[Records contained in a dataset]

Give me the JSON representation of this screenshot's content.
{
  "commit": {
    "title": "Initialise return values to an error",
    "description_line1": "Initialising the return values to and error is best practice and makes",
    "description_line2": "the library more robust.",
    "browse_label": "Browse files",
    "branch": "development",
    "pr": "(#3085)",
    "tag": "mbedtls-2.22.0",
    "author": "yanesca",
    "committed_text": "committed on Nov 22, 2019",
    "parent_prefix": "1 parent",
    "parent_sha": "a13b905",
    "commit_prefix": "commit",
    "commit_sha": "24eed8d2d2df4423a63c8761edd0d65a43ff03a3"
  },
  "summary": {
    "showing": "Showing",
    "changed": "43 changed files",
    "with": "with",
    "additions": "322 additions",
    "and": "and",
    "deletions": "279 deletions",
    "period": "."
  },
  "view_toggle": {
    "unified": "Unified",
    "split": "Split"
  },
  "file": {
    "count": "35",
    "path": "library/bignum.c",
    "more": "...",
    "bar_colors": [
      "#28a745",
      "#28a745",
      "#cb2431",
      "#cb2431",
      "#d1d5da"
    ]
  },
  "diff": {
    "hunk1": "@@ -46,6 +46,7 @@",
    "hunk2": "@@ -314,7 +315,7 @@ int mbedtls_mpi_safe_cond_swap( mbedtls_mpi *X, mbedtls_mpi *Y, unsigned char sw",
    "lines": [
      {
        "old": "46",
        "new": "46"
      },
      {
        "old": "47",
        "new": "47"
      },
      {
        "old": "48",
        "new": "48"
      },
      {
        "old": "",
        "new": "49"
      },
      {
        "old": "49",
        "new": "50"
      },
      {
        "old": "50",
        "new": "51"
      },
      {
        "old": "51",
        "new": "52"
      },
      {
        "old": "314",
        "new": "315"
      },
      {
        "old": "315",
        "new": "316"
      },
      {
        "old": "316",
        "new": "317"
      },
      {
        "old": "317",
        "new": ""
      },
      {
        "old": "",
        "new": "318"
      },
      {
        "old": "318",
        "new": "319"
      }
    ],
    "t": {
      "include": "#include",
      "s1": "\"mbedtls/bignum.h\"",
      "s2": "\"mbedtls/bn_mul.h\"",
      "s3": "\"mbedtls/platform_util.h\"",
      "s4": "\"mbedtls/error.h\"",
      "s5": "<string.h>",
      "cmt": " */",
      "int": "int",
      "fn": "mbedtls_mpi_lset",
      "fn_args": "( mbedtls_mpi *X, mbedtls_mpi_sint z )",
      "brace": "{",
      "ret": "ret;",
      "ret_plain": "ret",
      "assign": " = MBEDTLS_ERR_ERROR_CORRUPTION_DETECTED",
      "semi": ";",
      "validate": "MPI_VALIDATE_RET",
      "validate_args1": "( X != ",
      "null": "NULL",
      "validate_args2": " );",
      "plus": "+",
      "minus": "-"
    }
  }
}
---
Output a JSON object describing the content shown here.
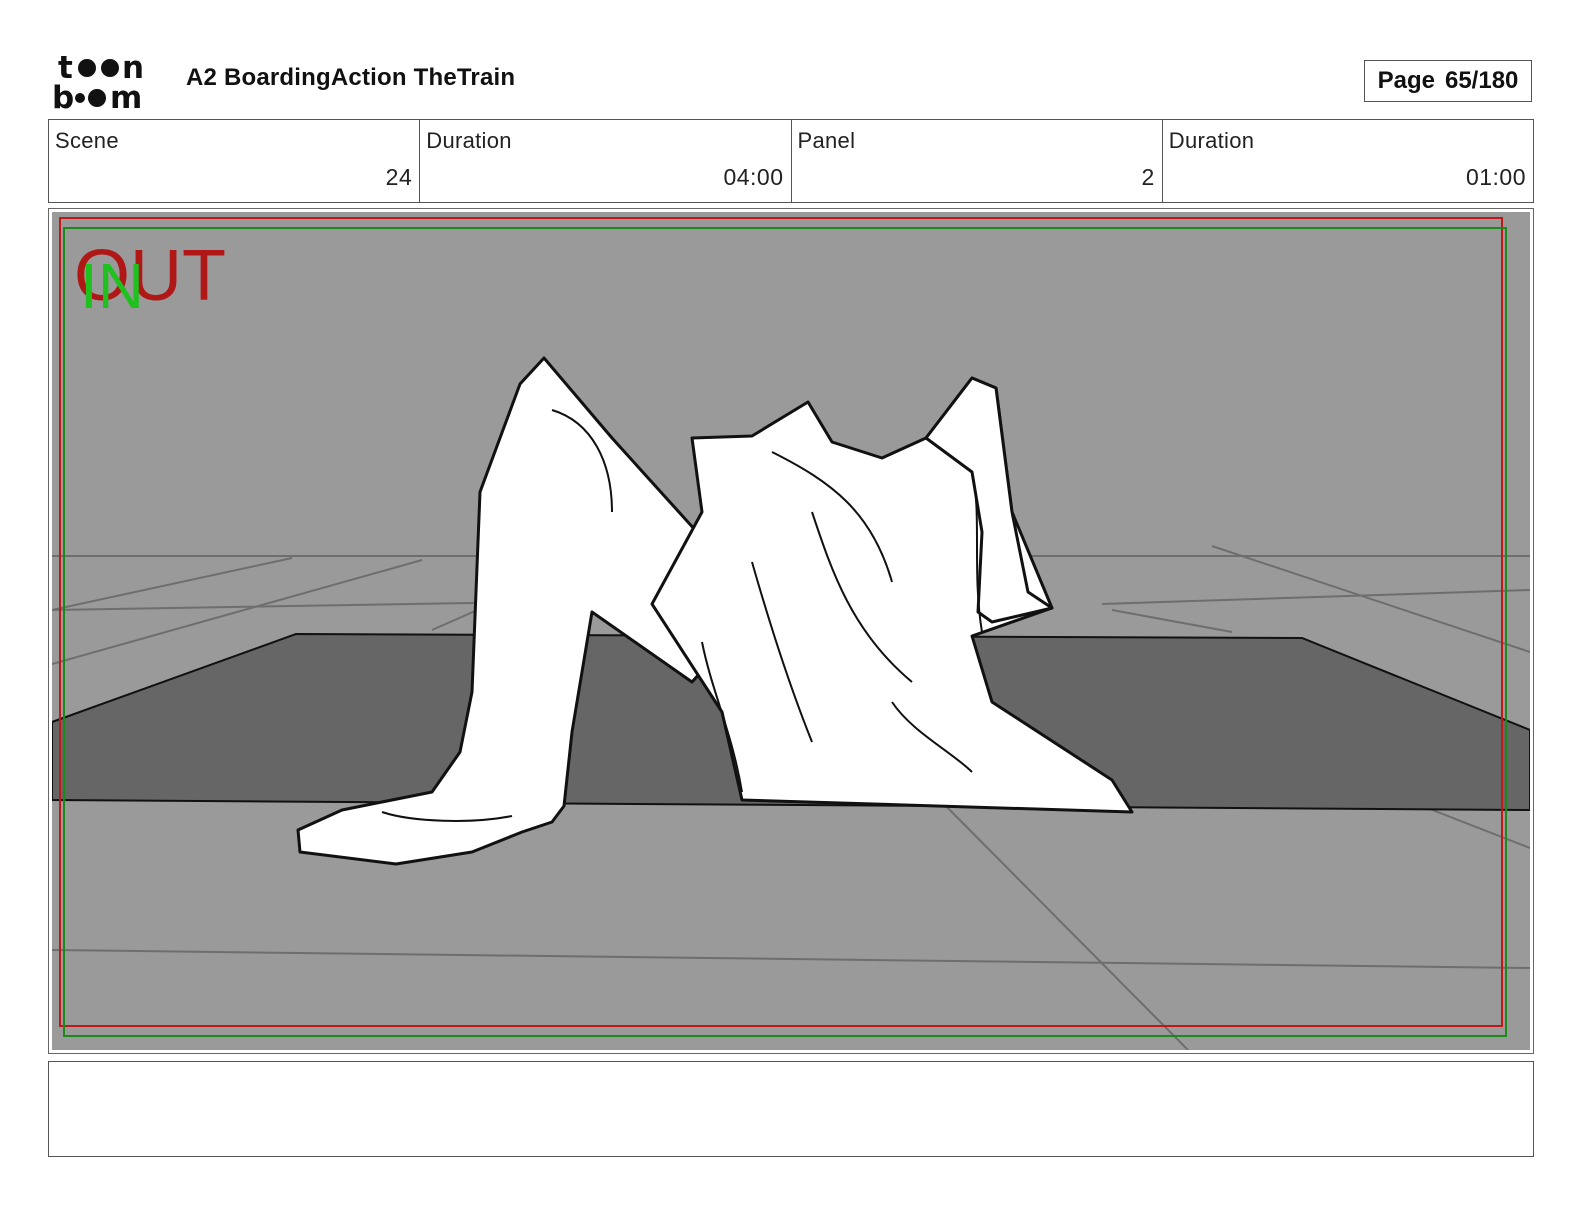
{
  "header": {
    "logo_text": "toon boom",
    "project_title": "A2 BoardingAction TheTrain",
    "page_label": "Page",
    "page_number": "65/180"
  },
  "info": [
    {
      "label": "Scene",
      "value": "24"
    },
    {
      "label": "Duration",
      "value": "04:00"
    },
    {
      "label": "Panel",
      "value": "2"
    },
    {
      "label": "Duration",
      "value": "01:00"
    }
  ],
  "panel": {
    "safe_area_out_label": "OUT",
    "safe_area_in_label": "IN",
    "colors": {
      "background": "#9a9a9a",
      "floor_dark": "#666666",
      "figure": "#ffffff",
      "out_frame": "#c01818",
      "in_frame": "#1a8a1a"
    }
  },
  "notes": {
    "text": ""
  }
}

• _WHAT YOU NEED TO DO_
Look over the records above and copy each line that includes the string "more".

• _FINAL RESULT_
    "description_line2": "the library more robust.",
    "more": "...",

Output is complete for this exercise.